## Task description
In how many lines does the string "style" appear? Answer with the number only.

## Records shown
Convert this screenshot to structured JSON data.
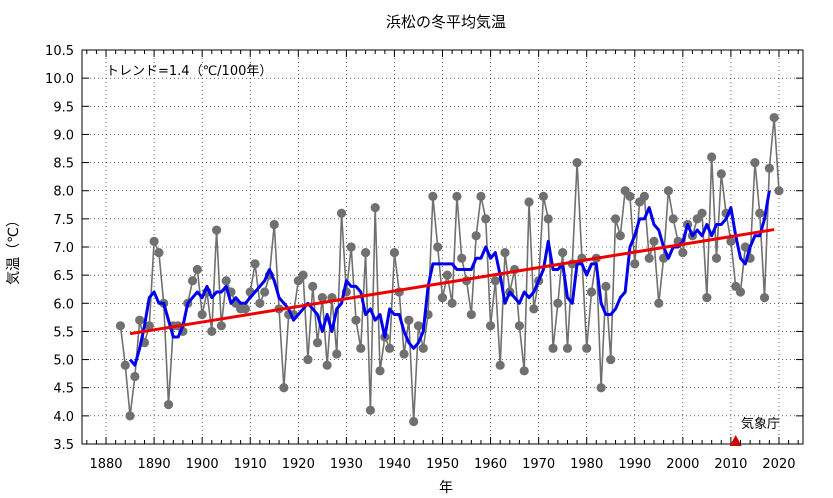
{
  "chart_data": {
    "type": "line",
    "title": "浜松の冬平均気温",
    "xlabel": "年",
    "ylabel": "気温（℃）",
    "xlim": [
      1875,
      2025
    ],
    "ylim": [
      3.5,
      10.5
    ],
    "xticks": [
      1880,
      1890,
      1900,
      1910,
      1920,
      1930,
      1940,
      1950,
      1960,
      1970,
      1980,
      1990,
      2000,
      2010,
      2020
    ],
    "yticks": [
      3.5,
      4.0,
      4.5,
      5.0,
      5.5,
      6.0,
      6.5,
      7.0,
      7.5,
      8.0,
      8.5,
      9.0,
      9.5,
      10.0,
      10.5
    ],
    "grid": true,
    "annotation": "トレンド=1.4（℃/100年）",
    "source": "気象庁",
    "source_marker_year": 2011,
    "colors": {
      "annual": "#707070",
      "moving_average": "#0000ee",
      "trend": "#ee0000",
      "marker": "#cc0000"
    },
    "series": [
      {
        "style": "gray points and line",
        "x": [
          1883,
          1884,
          1885,
          1886,
          1887,
          1888,
          1889,
          1890,
          1891,
          1892,
          1893,
          1894,
          1895,
          1896,
          1897,
          1898,
          1899,
          1900,
          1901,
          1902,
          1903,
          1904,
          1905,
          1906,
          1907,
          1908,
          1909,
          1910,
          1911,
          1912,
          1913,
          1914,
          1915,
          1916,
          1917,
          1918,
          1919,
          1920,
          1921,
          1922,
          1923,
          1924,
          1925,
          1926,
          1927,
          1928,
          1929,
          1930,
          1931,
          1932,
          1933,
          1934,
          1935,
          1936,
          1937,
          1938,
          1939,
          1940,
          1941,
          1942,
          1943,
          1944,
          1945,
          1946,
          1947,
          1948,
          1949,
          1950,
          1951,
          1952,
          1953,
          1954,
          1955,
          1956,
          1957,
          1958,
          1959,
          1960,
          1961,
          1962,
          1963,
          1964,
          1965,
          1966,
          1967,
          1968,
          1969,
          1970,
          1971,
          1972,
          1973,
          1974,
          1975,
          1976,
          1977,
          1978,
          1979,
          1980,
          1981,
          1982,
          1983,
          1984,
          1985,
          1986,
          1987,
          1988,
          1989,
          1990,
          1991,
          1992,
          1993,
          1994,
          1995,
          1996,
          1997,
          1998,
          1999,
          2000,
          2001,
          2002,
          2003,
          2004,
          2005,
          2006,
          2007,
          2008,
          2009,
          2010,
          2011,
          2012,
          2013,
          2014,
          2015,
          2016,
          2017,
          2018,
          2019,
          2020
        ],
        "y": [
          5.6,
          4.9,
          4.0,
          4.7,
          5.7,
          5.3,
          5.6,
          7.1,
          6.9,
          6.0,
          4.2,
          5.6,
          5.6,
          5.5,
          6.0,
          6.4,
          6.6,
          5.8,
          6.2,
          5.5,
          7.3,
          5.6,
          6.4,
          6.2,
          6.0,
          5.9,
          5.9,
          6.2,
          6.7,
          6.0,
          6.2,
          6.5,
          7.4,
          5.9,
          4.5,
          5.8,
          5.8,
          6.4,
          6.5,
          5.0,
          6.3,
          5.3,
          6.1,
          4.9,
          6.1,
          5.1,
          7.6,
          6.2,
          7.0,
          5.7,
          5.2,
          6.9,
          4.1,
          7.7,
          4.8,
          5.4,
          5.2,
          6.9,
          6.2,
          5.1,
          5.7,
          3.9,
          5.6,
          5.2,
          5.8,
          7.9,
          7.0,
          6.1,
          6.5,
          6.0,
          7.9,
          6.8,
          6.4,
          5.8,
          7.2,
          7.9,
          7.5,
          5.6,
          6.4,
          4.9,
          6.9,
          6.2,
          6.6,
          5.6,
          4.8,
          7.8,
          5.9,
          6.4,
          7.9,
          7.5,
          5.2,
          6.0,
          6.9,
          5.2,
          6.7,
          8.5,
          6.8,
          5.2,
          6.2,
          6.8,
          4.5,
          6.3,
          5.0,
          7.5,
          7.2,
          8.0,
          7.9,
          6.7,
          7.8,
          7.9,
          6.8,
          7.1,
          6.0,
          6.8,
          8.0,
          7.5,
          7.1,
          6.9,
          7.4,
          7.2,
          7.5,
          7.6,
          6.1,
          8.6,
          6.8,
          8.3,
          7.6,
          7.1,
          6.3,
          6.2,
          7.0,
          6.8,
          8.5,
          7.6,
          6.1,
          8.4,
          9.3,
          8.0
        ]
      },
      {
        "style": "blue line",
        "x": [
          1885,
          1886,
          1887,
          1888,
          1889,
          1890,
          1891,
          1892,
          1893,
          1894,
          1895,
          1896,
          1897,
          1898,
          1899,
          1900,
          1901,
          1902,
          1903,
          1904,
          1905,
          1906,
          1907,
          1908,
          1909,
          1910,
          1911,
          1912,
          1913,
          1914,
          1915,
          1916,
          1917,
          1918,
          1919,
          1920,
          1921,
          1922,
          1923,
          1924,
          1925,
          1926,
          1927,
          1928,
          1929,
          1930,
          1931,
          1932,
          1933,
          1934,
          1935,
          1936,
          1937,
          1938,
          1939,
          1940,
          1941,
          1942,
          1943,
          1944,
          1945,
          1946,
          1947,
          1948,
          1949,
          1950,
          1951,
          1952,
          1953,
          1954,
          1955,
          1956,
          1957,
          1958,
          1959,
          1960,
          1961,
          1962,
          1963,
          1964,
          1965,
          1966,
          1967,
          1968,
          1969,
          1970,
          1971,
          1972,
          1973,
          1974,
          1975,
          1976,
          1977,
          1978,
          1979,
          1980,
          1981,
          1982,
          1983,
          1984,
          1985,
          1986,
          1987,
          1988,
          1989,
          1990,
          1991,
          1992,
          1993,
          1994,
          1995,
          1996,
          1997,
          1998,
          1999,
          2000,
          2001,
          2002,
          2003,
          2004,
          2005,
          2006,
          2007,
          2008,
          2009,
          2010,
          2011,
          2012,
          2013,
          2014,
          2015,
          2016,
          2017,
          2018
        ],
        "y": [
          5.0,
          4.9,
          5.2,
          5.6,
          6.1,
          6.2,
          6.0,
          6.0,
          5.7,
          5.4,
          5.4,
          5.6,
          6.0,
          6.1,
          6.2,
          6.1,
          6.3,
          6.1,
          6.2,
          6.2,
          6.3,
          6.0,
          6.1,
          6.0,
          6.0,
          6.1,
          6.2,
          6.3,
          6.4,
          6.6,
          6.4,
          6.1,
          6.0,
          5.9,
          5.7,
          5.8,
          5.9,
          6.0,
          5.9,
          5.8,
          5.5,
          5.8,
          5.5,
          5.9,
          6.0,
          6.4,
          6.3,
          6.3,
          6.2,
          5.8,
          5.9,
          5.7,
          5.8,
          5.4,
          5.9,
          5.8,
          5.8,
          5.5,
          5.3,
          5.2,
          5.3,
          5.5,
          6.3,
          6.7,
          6.7,
          6.7,
          6.7,
          6.7,
          6.6,
          6.6,
          6.6,
          6.6,
          6.8,
          6.8,
          7.0,
          6.8,
          6.9,
          6.5,
          6.0,
          6.2,
          6.1,
          6.0,
          6.2,
          6.1,
          6.2,
          6.4,
          6.6,
          7.1,
          6.6,
          6.6,
          6.7,
          6.1,
          6.0,
          6.7,
          6.7,
          6.5,
          6.7,
          6.7,
          6.0,
          5.8,
          5.8,
          5.9,
          6.1,
          6.2,
          7.0,
          7.2,
          7.5,
          7.5,
          7.7,
          7.4,
          7.3,
          7.0,
          6.8,
          7.0,
          7.0,
          7.1,
          7.4,
          7.2,
          7.3,
          7.2,
          7.4,
          7.2,
          7.4,
          7.4,
          7.5,
          7.7,
          7.2,
          6.8,
          6.7,
          7.0,
          7.2,
          7.2,
          7.5,
          8.0
        ]
      },
      {
        "style": "red trend line",
        "x": [
          1885,
          2019
        ],
        "y": [
          5.46,
          7.31
        ]
      }
    ]
  }
}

## Complete output
3